REQUIREMENT: Write out the complete material exactly as it stands.
- - - - -
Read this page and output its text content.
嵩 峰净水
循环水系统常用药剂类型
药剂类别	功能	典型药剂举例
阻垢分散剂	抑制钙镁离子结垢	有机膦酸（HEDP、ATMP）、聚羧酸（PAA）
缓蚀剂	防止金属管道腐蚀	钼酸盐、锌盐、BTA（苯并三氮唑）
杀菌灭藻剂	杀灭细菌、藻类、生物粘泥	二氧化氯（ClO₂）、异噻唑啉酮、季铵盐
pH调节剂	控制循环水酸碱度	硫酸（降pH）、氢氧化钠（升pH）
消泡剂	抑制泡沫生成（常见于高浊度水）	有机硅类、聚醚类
- - - - -
FULL ANSWER:
Read this page and output its text content.
嵩 峰净水
循环水系统常用药剂类型
药剂类别	功能	典型药剂举例
阻垢分散剂	抑制钙镁离子结垢	有机膦酸（HEDP、ATMP）、聚羧酸（PAA）
缓蚀剂	防止金属管道腐蚀	钼酸盐、锌盐、BTA（苯并三氮唑）
杀菌灭藻剂	杀灭细菌、藻类、生物粘泥	二氧化氯（ClO₂）、异噻唑啉酮、季铵盐
pH调节剂	控制循环水酸碱度	硫酸（降pH）、氢氧化钠（升pH）
消泡剂	抑制泡沫生成（常见于高浊度水）	有机硅类、聚醚类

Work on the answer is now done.